Output all of the data below exactly as given.

- _SUPPLIED DATA_
====

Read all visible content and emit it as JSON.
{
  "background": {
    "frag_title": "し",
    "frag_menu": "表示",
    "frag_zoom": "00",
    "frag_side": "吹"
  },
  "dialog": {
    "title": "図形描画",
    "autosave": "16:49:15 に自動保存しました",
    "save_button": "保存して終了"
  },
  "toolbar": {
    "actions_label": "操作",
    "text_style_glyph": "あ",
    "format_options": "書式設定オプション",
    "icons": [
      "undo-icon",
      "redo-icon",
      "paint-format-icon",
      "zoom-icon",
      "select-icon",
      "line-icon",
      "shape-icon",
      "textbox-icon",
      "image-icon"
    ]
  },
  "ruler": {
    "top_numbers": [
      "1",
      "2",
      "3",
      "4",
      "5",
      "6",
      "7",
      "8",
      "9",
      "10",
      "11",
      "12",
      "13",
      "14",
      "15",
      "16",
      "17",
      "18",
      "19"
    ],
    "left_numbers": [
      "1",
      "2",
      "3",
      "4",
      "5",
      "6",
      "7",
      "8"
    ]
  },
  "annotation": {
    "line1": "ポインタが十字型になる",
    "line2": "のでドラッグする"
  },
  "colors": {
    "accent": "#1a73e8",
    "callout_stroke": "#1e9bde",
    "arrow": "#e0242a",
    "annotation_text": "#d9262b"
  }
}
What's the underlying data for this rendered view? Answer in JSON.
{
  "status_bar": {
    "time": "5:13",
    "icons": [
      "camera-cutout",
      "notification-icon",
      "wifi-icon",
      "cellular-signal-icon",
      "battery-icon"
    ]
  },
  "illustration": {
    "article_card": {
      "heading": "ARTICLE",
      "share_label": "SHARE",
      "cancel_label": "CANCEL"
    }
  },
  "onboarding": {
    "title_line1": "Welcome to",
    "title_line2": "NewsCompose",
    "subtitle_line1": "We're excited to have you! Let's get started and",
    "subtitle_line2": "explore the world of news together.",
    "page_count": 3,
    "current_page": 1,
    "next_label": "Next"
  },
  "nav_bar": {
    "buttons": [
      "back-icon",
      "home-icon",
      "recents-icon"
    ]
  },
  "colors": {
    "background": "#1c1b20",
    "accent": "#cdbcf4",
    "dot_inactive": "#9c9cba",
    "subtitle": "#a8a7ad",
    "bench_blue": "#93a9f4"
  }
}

====

- _THE SOLUTION_
Read all visible content and emit it as JSON.
{
  "background": {
    "frag_title": "し",
    "frag_menu": "表示",
    "frag_zoom": "00",
    "frag_side": "吹"
  },
  "dialog": {
    "title": "図形描画",
    "autosave": "16:49:15 に自動保存しました",
    "save_button": "保存して終了"
  },
  "toolbar": {
    "actions_label": "操作",
    "text_style_glyph": "あ",
    "format_options": "書式設定オプション",
    "icons": [
      "undo-icon",
      "redo-icon",
      "paint-format-icon",
      "zoom-icon",
      "select-icon",
      "line-icon",
      "shape-icon",
      "textbox-icon",
      "image-icon"
    ]
  },
  "ruler": {
    "top_numbers": [
      "1",
      "2",
      "3",
      "4",
      "5",
      "6",
      "7",
      "8",
      "9",
      "10",
      "11",
      "12",
      "13",
      "14",
      "15",
      "16",
      "17",
      "18",
      "19"
    ],
    "left_numbers": [
      "1",
      "2",
      "3",
      "4",
      "5",
      "6",
      "7",
      "8"
    ]
  },
  "annotation": {
    "line1": "ポインタが十字型になる",
    "line2": "のでドラッグする"
  },
  "colors": {
    "accent": "#1a73e8",
    "callout_stroke": "#1e9bde",
    "arrow": "#e0242a",
    "annotation_text": "#d9262b"
  }
}
What's the underlying data for this rendered view? Answer in JSON.
{
  "status_bar": {
    "time": "5:13",
    "icons": [
      "camera-cutout",
      "notification-icon",
      "wifi-icon",
      "cellular-signal-icon",
      "battery-icon"
    ]
  },
  "illustration": {
    "article_card": {
      "heading": "ARTICLE",
      "share_label": "SHARE",
      "cancel_label": "CANCEL"
    }
  },
  "onboarding": {
    "title_line1": "Welcome to",
    "title_line2": "NewsCompose",
    "subtitle_line1": "We're excited to have you! Let's get started and",
    "subtitle_line2": "explore the world of news together.",
    "page_count": 3,
    "current_page": 1,
    "next_label": "Next"
  },
  "nav_bar": {
    "buttons": [
      "back-icon",
      "home-icon",
      "recents-icon"
    ]
  },
  "colors": {
    "background": "#1c1b20",
    "accent": "#cdbcf4",
    "dot_inactive": "#9c9cba",
    "subtitle": "#a8a7ad",
    "bench_blue": "#93a9f4"
  }
}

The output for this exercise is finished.